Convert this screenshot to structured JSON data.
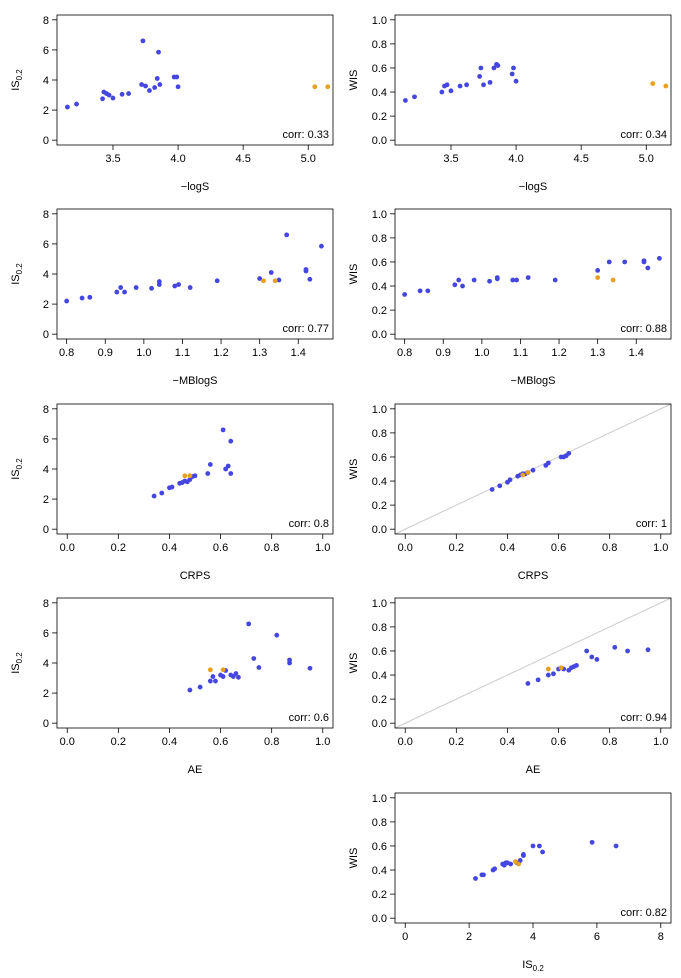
{
  "chart_data": [
    {
      "type": "scatter",
      "xlabel": "−logS",
      "ylabel": {
        "text": "IS",
        "sub": "0.2"
      },
      "annotation": "corr: 0.33",
      "diagonal": false,
      "xlim": [
        3.07,
        5.19
      ],
      "xticks": [
        3.5,
        {
          "value": 4,
          "label": "4.0"
        },
        4.5,
        {
          "value": 5,
          "label": "5.0"
        }
      ],
      "ylim": [
        -0.32,
        8.32
      ],
      "yticks": [
        0,
        2,
        4,
        6,
        8
      ],
      "series": [
        {
          "color": "#4545e0",
          "x": [
            3.15,
            3.22,
            3.42,
            3.43,
            3.45,
            3.47,
            3.5,
            3.57,
            3.62,
            3.72,
            3.73,
            3.75,
            3.78,
            3.82,
            3.84,
            3.85,
            3.86,
            3.97,
            3.99,
            4.0
          ],
          "values": [
            2.2,
            2.4,
            2.75,
            3.2,
            3.1,
            3.0,
            2.8,
            3.05,
            3.1,
            3.7,
            6.6,
            3.6,
            3.3,
            3.5,
            4.1,
            5.85,
            3.7,
            4.2,
            4.2,
            3.55
          ]
        },
        {
          "color": "#e8a020",
          "x": [
            5.05,
            5.15
          ],
          "values": [
            3.55,
            3.55
          ]
        }
      ]
    },
    {
      "type": "scatter",
      "xlabel": "−logS",
      "ylabel": "WIS",
      "annotation": "corr: 0.34",
      "diagonal": false,
      "xlim": [
        3.07,
        5.19
      ],
      "xticks": [
        3.5,
        {
          "value": 4,
          "label": "4.0"
        },
        4.5,
        {
          "value": 5,
          "label": "5.0"
        }
      ],
      "ylim": [
        -0.04,
        1.04
      ],
      "yticks": [
        {
          "value": 0,
          "label": "0.0"
        },
        0.2,
        0.4,
        0.6,
        0.8,
        {
          "value": 1,
          "label": "1.0"
        }
      ],
      "series": [
        {
          "color": "#4545e0",
          "x": [
            3.15,
            3.22,
            3.43,
            3.45,
            3.47,
            3.5,
            3.57,
            3.62,
            3.72,
            3.73,
            3.75,
            3.8,
            3.83,
            3.85,
            3.86,
            3.97,
            3.98,
            4.0
          ],
          "values": [
            0.33,
            0.36,
            0.4,
            0.45,
            0.46,
            0.41,
            0.45,
            0.46,
            0.53,
            0.6,
            0.46,
            0.48,
            0.6,
            0.63,
            0.62,
            0.55,
            0.6,
            0.49
          ]
        },
        {
          "color": "#e8a020",
          "x": [
            5.05,
            5.15
          ],
          "values": [
            0.47,
            0.45
          ]
        }
      ]
    },
    {
      "type": "scatter",
      "xlabel": "−MBlogS",
      "ylabel": {
        "text": "IS",
        "sub": "0.2"
      },
      "annotation": "corr: 0.77",
      "diagonal": false,
      "xlim": [
        0.775,
        1.49
      ],
      "xticks": [
        0.8,
        0.9,
        {
          "value": 1,
          "label": "1.0"
        },
        1.1,
        1.2,
        1.3,
        1.4
      ],
      "ylim": [
        -0.32,
        8.32
      ],
      "yticks": [
        0,
        2,
        4,
        6,
        8
      ],
      "series": [
        {
          "color": "#4545e0",
          "x": [
            0.8,
            0.84,
            0.86,
            0.93,
            0.94,
            0.95,
            0.98,
            1.02,
            1.04,
            1.04,
            1.08,
            1.09,
            1.12,
            1.19,
            1.3,
            1.33,
            1.35,
            1.37,
            1.42,
            1.42,
            1.43,
            1.46
          ],
          "values": [
            2.2,
            2.4,
            2.45,
            2.8,
            3.1,
            2.8,
            3.1,
            3.05,
            3.3,
            3.5,
            3.2,
            3.3,
            3.1,
            3.55,
            3.7,
            4.1,
            3.6,
            6.6,
            4.2,
            4.3,
            3.65,
            5.85
          ]
        },
        {
          "color": "#e8a020",
          "x": [
            1.31,
            1.34
          ],
          "values": [
            3.55,
            3.55
          ]
        }
      ]
    },
    {
      "type": "scatter",
      "xlabel": "−MBlogS",
      "ylabel": "WIS",
      "annotation": "corr: 0.88",
      "diagonal": false,
      "xlim": [
        0.775,
        1.49
      ],
      "xticks": [
        0.8,
        0.9,
        {
          "value": 1,
          "label": "1.0"
        },
        1.1,
        1.2,
        1.3,
        1.4
      ],
      "ylim": [
        -0.04,
        1.04
      ],
      "yticks": [
        {
          "value": 0,
          "label": "0.0"
        },
        0.2,
        0.4,
        0.6,
        0.8,
        {
          "value": 1,
          "label": "1.0"
        }
      ],
      "series": [
        {
          "color": "#4545e0",
          "x": [
            0.8,
            0.84,
            0.86,
            0.93,
            0.94,
            0.95,
            0.98,
            1.02,
            1.04,
            1.04,
            1.08,
            1.09,
            1.12,
            1.19,
            1.3,
            1.33,
            1.37,
            1.42,
            1.42,
            1.43,
            1.46
          ],
          "values": [
            0.33,
            0.36,
            0.36,
            0.41,
            0.45,
            0.4,
            0.45,
            0.44,
            0.47,
            0.46,
            0.45,
            0.45,
            0.47,
            0.45,
            0.53,
            0.6,
            0.6,
            0.6,
            0.61,
            0.55,
            0.63
          ]
        },
        {
          "color": "#e8a020",
          "x": [
            1.3,
            1.34
          ],
          "values": [
            0.47,
            0.45
          ]
        }
      ]
    },
    {
      "type": "scatter",
      "xlabel": "CRPS",
      "ylabel": {
        "text": "IS",
        "sub": "0.2"
      },
      "annotation": "corr: 0.8",
      "diagonal": false,
      "xlim": [
        -0.04,
        1.04
      ],
      "xticks": [
        {
          "value": 0,
          "label": "0.0"
        },
        0.2,
        0.4,
        0.6,
        0.8,
        {
          "value": 1,
          "label": "1.0"
        }
      ],
      "ylim": [
        -0.32,
        8.32
      ],
      "yticks": [
        0,
        2,
        4,
        6,
        8
      ],
      "series": [
        {
          "color": "#4545e0",
          "x": [
            0.34,
            0.37,
            0.4,
            0.41,
            0.44,
            0.45,
            0.46,
            0.47,
            0.48,
            0.49,
            0.5,
            0.55,
            0.56,
            0.61,
            0.62,
            0.63,
            0.64,
            0.64
          ],
          "values": [
            2.2,
            2.4,
            2.75,
            2.8,
            3.05,
            3.1,
            3.2,
            3.15,
            3.3,
            3.5,
            3.55,
            3.7,
            4.3,
            6.6,
            4.0,
            4.2,
            5.85,
            3.7
          ]
        },
        {
          "color": "#e8a020",
          "x": [
            0.46,
            0.48
          ],
          "values": [
            3.55,
            3.55
          ]
        }
      ]
    },
    {
      "type": "scatter",
      "xlabel": "CRPS",
      "ylabel": "WIS",
      "annotation": "corr: 1",
      "diagonal": true,
      "xlim": [
        -0.04,
        1.04
      ],
      "xticks": [
        {
          "value": 0,
          "label": "0.0"
        },
        0.2,
        0.4,
        0.6,
        0.8,
        {
          "value": 1,
          "label": "1.0"
        }
      ],
      "ylim": [
        -0.04,
        1.04
      ],
      "yticks": [
        {
          "value": 0,
          "label": "0.0"
        },
        0.2,
        0.4,
        0.6,
        0.8,
        {
          "value": 1,
          "label": "1.0"
        }
      ],
      "series": [
        {
          "color": "#4545e0",
          "x": [
            0.34,
            0.37,
            0.4,
            0.41,
            0.44,
            0.45,
            0.46,
            0.47,
            0.48,
            0.5,
            0.55,
            0.56,
            0.61,
            0.62,
            0.63,
            0.64
          ],
          "values": [
            0.33,
            0.36,
            0.39,
            0.41,
            0.44,
            0.45,
            0.46,
            0.46,
            0.47,
            0.49,
            0.53,
            0.55,
            0.6,
            0.6,
            0.61,
            0.63
          ]
        },
        {
          "color": "#e8a020",
          "x": [
            0.46,
            0.48
          ],
          "values": [
            0.45,
            0.47
          ]
        }
      ]
    },
    {
      "type": "scatter",
      "xlabel": "AE",
      "ylabel": {
        "text": "IS",
        "sub": "0.2"
      },
      "annotation": "corr: 0.6",
      "diagonal": false,
      "xlim": [
        -0.04,
        1.04
      ],
      "xticks": [
        {
          "value": 0,
          "label": "0.0"
        },
        0.2,
        0.4,
        0.6,
        0.8,
        {
          "value": 1,
          "label": "1.0"
        }
      ],
      "ylim": [
        -0.32,
        8.32
      ],
      "yticks": [
        0,
        2,
        4,
        6,
        8
      ],
      "series": [
        {
          "color": "#4545e0",
          "x": [
            0.48,
            0.52,
            0.56,
            0.57,
            0.58,
            0.6,
            0.61,
            0.62,
            0.64,
            0.65,
            0.66,
            0.67,
            0.71,
            0.73,
            0.75,
            0.82,
            0.87,
            0.87,
            0.95
          ],
          "values": [
            2.2,
            2.4,
            2.8,
            3.1,
            2.8,
            3.2,
            3.1,
            3.5,
            3.2,
            3.1,
            3.3,
            3.05,
            6.6,
            4.3,
            3.7,
            5.85,
            4.2,
            4.0,
            3.65
          ]
        },
        {
          "color": "#e8a020",
          "x": [
            0.56,
            0.61
          ],
          "values": [
            3.55,
            3.55
          ]
        }
      ]
    },
    {
      "type": "scatter",
      "xlabel": "AE",
      "ylabel": "WIS",
      "annotation": "corr: 0.94",
      "diagonal": true,
      "xlim": [
        -0.04,
        1.04
      ],
      "xticks": [
        {
          "value": 0,
          "label": "0.0"
        },
        0.2,
        0.4,
        0.6,
        0.8,
        {
          "value": 1,
          "label": "1.0"
        }
      ],
      "ylim": [
        -0.04,
        1.04
      ],
      "yticks": [
        {
          "value": 0,
          "label": "0.0"
        },
        0.2,
        0.4,
        0.6,
        0.8,
        {
          "value": 1,
          "label": "1.0"
        }
      ],
      "series": [
        {
          "color": "#4545e0",
          "x": [
            0.48,
            0.52,
            0.56,
            0.58,
            0.6,
            0.62,
            0.64,
            0.65,
            0.66,
            0.67,
            0.71,
            0.73,
            0.75,
            0.82,
            0.87,
            0.95
          ],
          "values": [
            0.33,
            0.36,
            0.4,
            0.41,
            0.45,
            0.45,
            0.44,
            0.46,
            0.47,
            0.48,
            0.6,
            0.55,
            0.53,
            0.63,
            0.6,
            0.61
          ]
        },
        {
          "color": "#e8a020",
          "x": [
            0.56,
            0.61
          ],
          "values": [
            0.45,
            0.46
          ]
        }
      ]
    },
    {
      "type": "scatter",
      "xlabel": {
        "text": "IS",
        "sub": "0.2"
      },
      "ylabel": "WIS",
      "annotation": "corr: 0.82",
      "diagonal": false,
      "xlim": [
        -0.32,
        8.32
      ],
      "xticks": [
        0,
        2,
        4,
        6,
        8
      ],
      "ylim": [
        -0.04,
        1.04
      ],
      "yticks": [
        {
          "value": 0,
          "label": "0.0"
        },
        0.2,
        0.4,
        0.6,
        0.8,
        {
          "value": 1,
          "label": "1.0"
        }
      ],
      "series": [
        {
          "color": "#4545e0",
          "x": [
            2.2,
            2.4,
            2.45,
            2.75,
            2.8,
            3.05,
            3.1,
            3.15,
            3.2,
            3.3,
            3.5,
            3.55,
            3.6,
            3.7,
            4.0,
            4.2,
            4.3,
            3.7,
            5.85,
            6.6
          ],
          "values": [
            0.33,
            0.36,
            0.36,
            0.4,
            0.41,
            0.45,
            0.44,
            0.46,
            0.46,
            0.45,
            0.46,
            0.46,
            0.48,
            0.53,
            0.6,
            0.6,
            0.55,
            0.52,
            0.63,
            0.6
          ]
        },
        {
          "color": "#e8a020",
          "x": [
            3.55,
            3.45
          ],
          "values": [
            0.45,
            0.47
          ]
        }
      ]
    }
  ]
}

## [TASK DIRECTIONS]
Copy and report every line where the word "corr" is present.

## [FULL SOLUTION]
      "annotation": "corr: 0.33",
      "annotation": "corr: 0.34",
      "annotation": "corr: 0.77",
      "annotation": "corr: 0.88",
      "annotation": "corr: 0.8",
      "annotation": "corr: 1",
      "annotation": "corr: 0.6",
      "annotation": "corr: 0.94",
      "annotation": "corr: 0.82",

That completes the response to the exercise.